What is expected:
Here are some records; copy every line that holds the word "degrees".

Data lines:

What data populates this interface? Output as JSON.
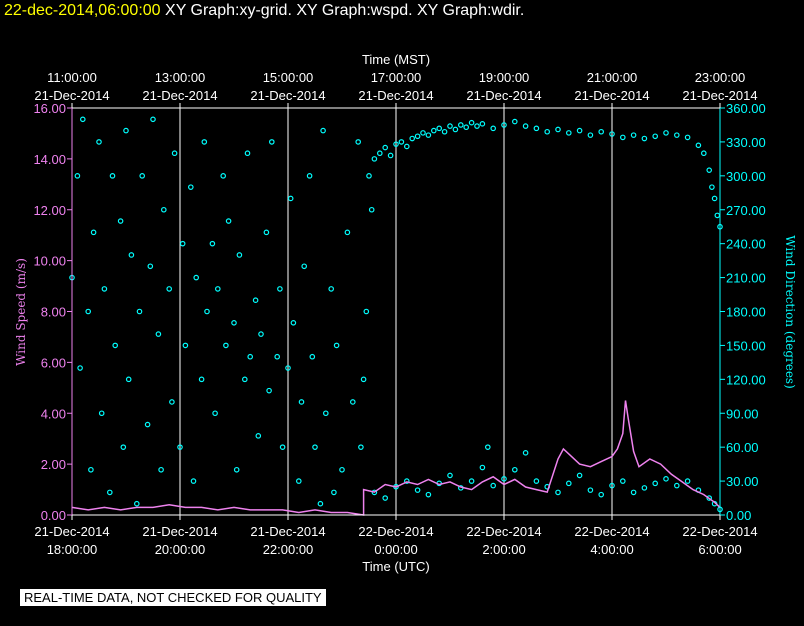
{
  "header": {
    "timestamp": "22-dec-2014,06:00:00",
    "titles": "XY Graph:xy-grid.  XY Graph:wspd.  XY Graph:wdir."
  },
  "quality_note": "REAL-TIME DATA, NOT CHECKED FOR QUALITY",
  "chart_data": {
    "type": "scatter",
    "top_axis_title": "Time (MST)",
    "bottom_axis_title": "Time (UTC)",
    "left_axis_title": "Wind Speed (m/s)",
    "right_axis_title": "Wind Direction (degrees)",
    "x_range_hours": [
      0,
      12
    ],
    "left_ylim": [
      0,
      16
    ],
    "right_ylim": [
      0,
      360
    ],
    "left_ticks": [
      "0.00",
      "2.00",
      "4.00",
      "6.00",
      "8.00",
      "10.00",
      "12.00",
      "14.00",
      "16.00"
    ],
    "right_ticks": [
      "0.00",
      "30.00",
      "60.00",
      "90.00",
      "120.00",
      "150.00",
      "180.00",
      "210.00",
      "240.00",
      "270.00",
      "300.00",
      "330.00",
      "360.00"
    ],
    "top_ticks": [
      {
        "h": 0,
        "time": "11:00:00",
        "date": "21-Dec-2014"
      },
      {
        "h": 2,
        "time": "13:00:00",
        "date": "21-Dec-2014"
      },
      {
        "h": 4,
        "time": "15:00:00",
        "date": "21-Dec-2014"
      },
      {
        "h": 6,
        "time": "17:00:00",
        "date": "21-Dec-2014"
      },
      {
        "h": 8,
        "time": "19:00:00",
        "date": "21-Dec-2014"
      },
      {
        "h": 10,
        "time": "21:00:00",
        "date": "21-Dec-2014"
      },
      {
        "h": 12,
        "time": "23:00:00",
        "date": "21-Dec-2014"
      }
    ],
    "bottom_ticks": [
      {
        "h": 0,
        "date": "21-Dec-2014",
        "time": "18:00:00"
      },
      {
        "h": 2,
        "date": "21-Dec-2014",
        "time": "20:00:00"
      },
      {
        "h": 4,
        "date": "21-Dec-2014",
        "time": "22:00:00"
      },
      {
        "h": 6,
        "date": "22-Dec-2014",
        "time": "0:00:00"
      },
      {
        "h": 8,
        "date": "22-Dec-2014",
        "time": "2:00:00"
      },
      {
        "h": 10,
        "date": "22-Dec-2014",
        "time": "4:00:00"
      },
      {
        "h": 12,
        "date": "22-Dec-2014",
        "time": "6:00:00"
      }
    ],
    "grid": true,
    "colors": {
      "speed": "#ee82ee",
      "direction": "#00ffff",
      "grid": "#ffffff",
      "axis": "#ffffff"
    },
    "series": [
      {
        "name": "Wind Speed (m/s)",
        "axis": "left",
        "style": "line",
        "points": [
          [
            0.0,
            0.3
          ],
          [
            0.3,
            0.2
          ],
          [
            0.6,
            0.3
          ],
          [
            0.9,
            0.2
          ],
          [
            1.2,
            0.3
          ],
          [
            1.5,
            0.3
          ],
          [
            1.8,
            0.4
          ],
          [
            2.1,
            0.3
          ],
          [
            2.4,
            0.3
          ],
          [
            2.7,
            0.2
          ],
          [
            3.0,
            0.3
          ],
          [
            3.3,
            0.2
          ],
          [
            3.6,
            0.2
          ],
          [
            3.9,
            0.2
          ],
          [
            4.2,
            0.1
          ],
          [
            4.5,
            0.2
          ],
          [
            4.8,
            0.1
          ],
          [
            5.1,
            0.1
          ],
          [
            5.4,
            0.0
          ],
          [
            5.4,
            1.0
          ],
          [
            5.6,
            0.9
          ],
          [
            5.8,
            1.2
          ],
          [
            6.0,
            1.1
          ],
          [
            6.2,
            1.3
          ],
          [
            6.4,
            1.2
          ],
          [
            6.6,
            1.4
          ],
          [
            6.8,
            1.2
          ],
          [
            7.0,
            1.3
          ],
          [
            7.2,
            1.1
          ],
          [
            7.4,
            1.0
          ],
          [
            7.6,
            1.3
          ],
          [
            7.8,
            1.5
          ],
          [
            8.0,
            1.2
          ],
          [
            8.2,
            1.4
          ],
          [
            8.4,
            1.1
          ],
          [
            8.6,
            1.0
          ],
          [
            8.8,
            0.9
          ],
          [
            9.0,
            2.2
          ],
          [
            9.1,
            2.6
          ],
          [
            9.2,
            2.4
          ],
          [
            9.4,
            2.0
          ],
          [
            9.6,
            1.9
          ],
          [
            9.8,
            2.1
          ],
          [
            10.0,
            2.3
          ],
          [
            10.1,
            2.6
          ],
          [
            10.2,
            3.2
          ],
          [
            10.25,
            4.5
          ],
          [
            10.3,
            3.8
          ],
          [
            10.4,
            2.5
          ],
          [
            10.5,
            1.9
          ],
          [
            10.7,
            2.2
          ],
          [
            10.9,
            2.0
          ],
          [
            11.1,
            1.6
          ],
          [
            11.3,
            1.3
          ],
          [
            11.5,
            1.0
          ],
          [
            11.7,
            0.8
          ],
          [
            11.9,
            0.5
          ],
          [
            12.0,
            0.3
          ]
        ]
      },
      {
        "name": "Wind Direction (degrees)",
        "axis": "right",
        "style": "circles",
        "points": [
          [
            0.0,
            210
          ],
          [
            0.1,
            300
          ],
          [
            0.15,
            130
          ],
          [
            0.2,
            350
          ],
          [
            0.3,
            180
          ],
          [
            0.35,
            40
          ],
          [
            0.4,
            250
          ],
          [
            0.5,
            330
          ],
          [
            0.55,
            90
          ],
          [
            0.6,
            200
          ],
          [
            0.7,
            20
          ],
          [
            0.75,
            300
          ],
          [
            0.8,
            150
          ],
          [
            0.9,
            260
          ],
          [
            0.95,
            60
          ],
          [
            1.0,
            340
          ],
          [
            1.05,
            120
          ],
          [
            1.1,
            230
          ],
          [
            1.2,
            10
          ],
          [
            1.25,
            180
          ],
          [
            1.3,
            300
          ],
          [
            1.4,
            80
          ],
          [
            1.45,
            220
          ],
          [
            1.5,
            350
          ],
          [
            1.6,
            160
          ],
          [
            1.65,
            40
          ],
          [
            1.7,
            270
          ],
          [
            1.8,
            200
          ],
          [
            1.85,
            100
          ],
          [
            1.9,
            320
          ],
          [
            2.0,
            60
          ],
          [
            2.05,
            240
          ],
          [
            2.1,
            150
          ],
          [
            2.2,
            290
          ],
          [
            2.25,
            30
          ],
          [
            2.3,
            210
          ],
          [
            2.4,
            120
          ],
          [
            2.45,
            330
          ],
          [
            2.5,
            180
          ],
          [
            2.6,
            240
          ],
          [
            2.65,
            90
          ],
          [
            2.7,
            200
          ],
          [
            2.8,
            300
          ],
          [
            2.85,
            150
          ],
          [
            2.9,
            260
          ],
          [
            3.0,
            170
          ],
          [
            3.05,
            40
          ],
          [
            3.1,
            230
          ],
          [
            3.2,
            120
          ],
          [
            3.25,
            320
          ],
          [
            3.3,
            140
          ],
          [
            3.4,
            190
          ],
          [
            3.45,
            70
          ],
          [
            3.5,
            160
          ],
          [
            3.6,
            250
          ],
          [
            3.65,
            110
          ],
          [
            3.7,
            330
          ],
          [
            3.8,
            140
          ],
          [
            3.85,
            200
          ],
          [
            3.9,
            60
          ],
          [
            4.0,
            130
          ],
          [
            4.05,
            280
          ],
          [
            4.1,
            170
          ],
          [
            4.2,
            30
          ],
          [
            4.25,
            100
          ],
          [
            4.3,
            220
          ],
          [
            4.4,
            300
          ],
          [
            4.45,
            140
          ],
          [
            4.5,
            60
          ],
          [
            4.6,
            10
          ],
          [
            4.65,
            340
          ],
          [
            4.7,
            90
          ],
          [
            4.8,
            200
          ],
          [
            4.85,
            20
          ],
          [
            4.9,
            150
          ],
          [
            5.0,
            40
          ],
          [
            5.1,
            250
          ],
          [
            5.2,
            100
          ],
          [
            5.3,
            330
          ],
          [
            5.35,
            60
          ],
          [
            5.4,
            120
          ],
          [
            5.45,
            180
          ],
          [
            5.5,
            300
          ],
          [
            5.55,
            270
          ],
          [
            5.6,
            315
          ],
          [
            5.7,
            320
          ],
          [
            5.8,
            325
          ],
          [
            5.9,
            318
          ],
          [
            6.0,
            328
          ],
          [
            6.1,
            330
          ],
          [
            6.2,
            326
          ],
          [
            6.3,
            333
          ],
          [
            6.4,
            335
          ],
          [
            6.5,
            338
          ],
          [
            6.6,
            336
          ],
          [
            6.7,
            340
          ],
          [
            6.8,
            342
          ],
          [
            6.9,
            339
          ],
          [
            7.0,
            344
          ],
          [
            7.1,
            341
          ],
          [
            7.2,
            345
          ],
          [
            7.3,
            343
          ],
          [
            7.4,
            347
          ],
          [
            7.5,
            344
          ],
          [
            7.6,
            346
          ],
          [
            7.8,
            342
          ],
          [
            8.0,
            345
          ],
          [
            8.2,
            348
          ],
          [
            8.4,
            344
          ],
          [
            8.6,
            342
          ],
          [
            8.8,
            339
          ],
          [
            9.0,
            341
          ],
          [
            9.2,
            338
          ],
          [
            9.4,
            340
          ],
          [
            9.6,
            336
          ],
          [
            9.8,
            339
          ],
          [
            10.0,
            337
          ],
          [
            10.2,
            334
          ],
          [
            10.4,
            336
          ],
          [
            10.6,
            333
          ],
          [
            10.8,
            335
          ],
          [
            11.0,
            338
          ],
          [
            11.2,
            336
          ],
          [
            11.4,
            334
          ],
          [
            11.6,
            327
          ],
          [
            11.7,
            320
          ],
          [
            11.8,
            305
          ],
          [
            11.85,
            290
          ],
          [
            11.9,
            280
          ],
          [
            11.95,
            265
          ],
          [
            12.0,
            255
          ],
          [
            5.6,
            20
          ],
          [
            5.8,
            15
          ],
          [
            6.0,
            25
          ],
          [
            6.2,
            30
          ],
          [
            6.4,
            22
          ],
          [
            6.6,
            18
          ],
          [
            6.8,
            28
          ],
          [
            7.0,
            35
          ],
          [
            7.2,
            24
          ],
          [
            7.4,
            30
          ],
          [
            7.6,
            42
          ],
          [
            7.7,
            60
          ],
          [
            7.8,
            26
          ],
          [
            8.0,
            32
          ],
          [
            8.2,
            40
          ],
          [
            8.4,
            55
          ],
          [
            8.6,
            30
          ],
          [
            8.8,
            25
          ],
          [
            9.0,
            20
          ],
          [
            9.2,
            28
          ],
          [
            9.4,
            35
          ],
          [
            9.6,
            22
          ],
          [
            9.8,
            18
          ],
          [
            10.0,
            26
          ],
          [
            10.2,
            30
          ],
          [
            10.4,
            20
          ],
          [
            10.6,
            24
          ],
          [
            10.8,
            28
          ],
          [
            11.0,
            32
          ],
          [
            11.2,
            26
          ],
          [
            11.4,
            30
          ],
          [
            11.6,
            22
          ],
          [
            11.8,
            15
          ],
          [
            11.9,
            10
          ],
          [
            12.0,
            5
          ]
        ]
      }
    ]
  }
}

Solution for this exercise:
    "right_axis_title": "Wind Direction (degrees)",
        "name": "Wind Direction (degrees)",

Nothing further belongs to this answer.